→ Aim 1: Render the records as a Markdown table with the columns "Row" and "Record line", numbering each row. Include only the lines from the start of the records through the line containing "histogram-bar [1126,765,1143,769]", and leave out blank lines.

→ Passage:
Now that VISTA has been around for over 10 years, Chris McKenzie of O’Neal Webster, who chaired the STEP committee the proposals of which led to the enactment of VISTA, answers some frequently-asked questions about the legislation.

How many VISTA trusts have been set up, where are the settlors generally from and what assets are typically held in VISTA trust structures?

It is not possible to specify with any degree of precision how many VISTA trusts have been set up, since trusts are (still) confidential arrangements and, as with the UK, there is no trust register in the BVI.  However I have been told that several of the larger BVI trust companies each act as trustee of more than a thousand VISTA trusts and many of the smaller licensed trustees (of which there are hundreds) will also act as trustees of dozens of such trusts.  My guess is that there are therefore probably at least 5,000 and possibly more than 10,000 VISTA trusts around.  The numbers are increasing rapidly as a consequence of the relaxation on the restriction on trusteeship of VISTA trusts and those on transferring assets from existing trusts to new VISTA trusts.  These issues are considered in more detail below.

The settlors of VISTA trusts come from all over the world.  VISTA is especially popular in the Eastern Europe, Latin America and the Far East where there are many wealthy individuals who are not yet used to trusts but who have a full understanding of the corporate structure and are therefore very comfortable with the VISTA trust regime which enables directors to run companies largely free from shareholder intervention, which is what these settlors are mainly used to.

→ Given records:
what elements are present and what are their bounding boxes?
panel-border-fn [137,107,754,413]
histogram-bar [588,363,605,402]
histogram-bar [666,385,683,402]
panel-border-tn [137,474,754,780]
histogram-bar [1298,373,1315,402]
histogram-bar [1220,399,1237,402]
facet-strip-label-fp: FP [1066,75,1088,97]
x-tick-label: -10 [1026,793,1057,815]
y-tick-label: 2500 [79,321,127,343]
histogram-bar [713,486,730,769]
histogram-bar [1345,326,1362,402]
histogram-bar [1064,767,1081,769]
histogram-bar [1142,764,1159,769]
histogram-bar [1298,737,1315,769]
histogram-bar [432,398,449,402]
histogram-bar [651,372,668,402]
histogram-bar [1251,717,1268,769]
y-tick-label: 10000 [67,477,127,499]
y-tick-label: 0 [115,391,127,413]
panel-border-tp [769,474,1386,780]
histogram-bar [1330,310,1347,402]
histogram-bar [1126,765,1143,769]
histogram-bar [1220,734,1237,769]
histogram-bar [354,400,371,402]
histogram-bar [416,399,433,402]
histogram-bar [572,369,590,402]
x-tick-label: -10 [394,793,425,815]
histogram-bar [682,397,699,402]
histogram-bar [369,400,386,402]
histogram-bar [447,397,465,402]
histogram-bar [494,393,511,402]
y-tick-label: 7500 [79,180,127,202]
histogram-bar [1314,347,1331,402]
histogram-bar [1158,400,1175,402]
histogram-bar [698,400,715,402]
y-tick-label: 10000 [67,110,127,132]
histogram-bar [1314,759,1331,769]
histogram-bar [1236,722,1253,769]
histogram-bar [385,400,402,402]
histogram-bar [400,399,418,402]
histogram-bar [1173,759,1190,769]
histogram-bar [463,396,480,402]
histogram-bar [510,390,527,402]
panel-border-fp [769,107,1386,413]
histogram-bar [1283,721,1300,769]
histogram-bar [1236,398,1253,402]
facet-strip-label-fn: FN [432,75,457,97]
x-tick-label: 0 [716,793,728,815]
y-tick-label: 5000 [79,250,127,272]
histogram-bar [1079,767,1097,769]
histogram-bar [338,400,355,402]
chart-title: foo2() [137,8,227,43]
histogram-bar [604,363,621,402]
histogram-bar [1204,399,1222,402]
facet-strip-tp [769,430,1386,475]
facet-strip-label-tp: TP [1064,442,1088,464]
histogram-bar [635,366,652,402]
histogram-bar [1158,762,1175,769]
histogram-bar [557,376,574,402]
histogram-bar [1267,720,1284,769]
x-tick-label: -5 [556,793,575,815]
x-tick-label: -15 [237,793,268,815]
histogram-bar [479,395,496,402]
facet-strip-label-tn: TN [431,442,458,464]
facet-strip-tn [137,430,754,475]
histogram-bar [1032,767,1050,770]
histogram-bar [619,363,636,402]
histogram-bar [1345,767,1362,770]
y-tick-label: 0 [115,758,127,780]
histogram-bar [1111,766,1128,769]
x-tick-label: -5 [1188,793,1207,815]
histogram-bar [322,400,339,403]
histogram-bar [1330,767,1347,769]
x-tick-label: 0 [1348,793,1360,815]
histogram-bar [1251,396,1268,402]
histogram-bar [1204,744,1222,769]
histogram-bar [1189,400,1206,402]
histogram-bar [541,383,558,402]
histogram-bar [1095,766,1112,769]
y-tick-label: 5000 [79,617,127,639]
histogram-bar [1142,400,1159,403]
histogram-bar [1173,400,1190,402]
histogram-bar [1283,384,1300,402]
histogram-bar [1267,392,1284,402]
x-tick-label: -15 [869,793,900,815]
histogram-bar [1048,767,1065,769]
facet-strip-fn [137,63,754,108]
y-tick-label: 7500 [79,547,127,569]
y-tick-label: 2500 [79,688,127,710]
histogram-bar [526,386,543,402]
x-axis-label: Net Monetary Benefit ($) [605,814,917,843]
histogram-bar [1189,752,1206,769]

→ Aim 2: Continue the text on VISTA trusts from the point where it stops.

→ Expected answer 1:
| Row | Record line |
|---|---|
| 1 | what elements are present and what are their bounding boxes? |
| 2 | panel-border-fn [137,107,754,413] |
| 3 | histogram-bar [588,363,605,402] |
| 4 | histogram-bar [666,385,683,402] |
| 5 | panel-border-tn [137,474,754,780] |
| 6 | histogram-bar [1298,373,1315,402] |
| 7 | histogram-bar [1220,399,1237,402] |
| 8 | facet-strip-label-fp: FP [1066,75,1088,97] |
| 9 | x-tick-label: -10 [1026,793,1057,815] |
| 10 | y-tick-label: 2500 [79,321,127,343] |
| 11 | histogram-bar [713,486,730,769] |
| 12 | histogram-bar [1345,326,1362,402] |
| 13 | histogram-bar [1064,767,1081,769] |
| 14 | histogram-bar [1142,764,1159,769] |
| 15 | histogram-bar [1298,737,1315,769] |
| 16 | histogram-bar [432,398,449,402] |
| 17 | histogram-bar [651,372,668,402] |
| 18 | histogram-bar [1251,717,1268,769] |
| 19 | y-tick-label: 10000 [67,477,127,499] |
| 20 | y-tick-label: 0 [115,391,127,413] |
| 21 | panel-border-tp [769,474,1386,780] |
| 22 | histogram-bar [1330,310,1347,402] |
| 23 | histogram-bar [1126,765,1143,769] |

→ Expected answer 2:
The assets which are directly held by the trustees of a VISTA trust would need to comprise shares in BVI companies, since this is a requirement of the legislation, but invariably other assets would be held below the BVI company so that VISTA would indirectly apply to those assets.  These assets might typically include shares in non-BVI trading companies, assets which are regarded as ‘unusual’ (i.e. from the narrow perspective of English trust law) such as commercial assets, ships, aeroplanes and so on.

As far as the overall value of the assets which are held in VISTA structures is concerned, this can only be the subject-matter of speculation. I myself have been involved in the establishment of around half a dozen structures in each of which the value of the underlying assets exceeded $1 billion.  On this basis I do not think it would be wildly off the mark to speculate that assets worth dozens (or possibly hundreds) of billions of dollars are held in VISTA trust structures.

Can a trustee which does not have a BVI trust licence act as a trustee of a VISTA trust?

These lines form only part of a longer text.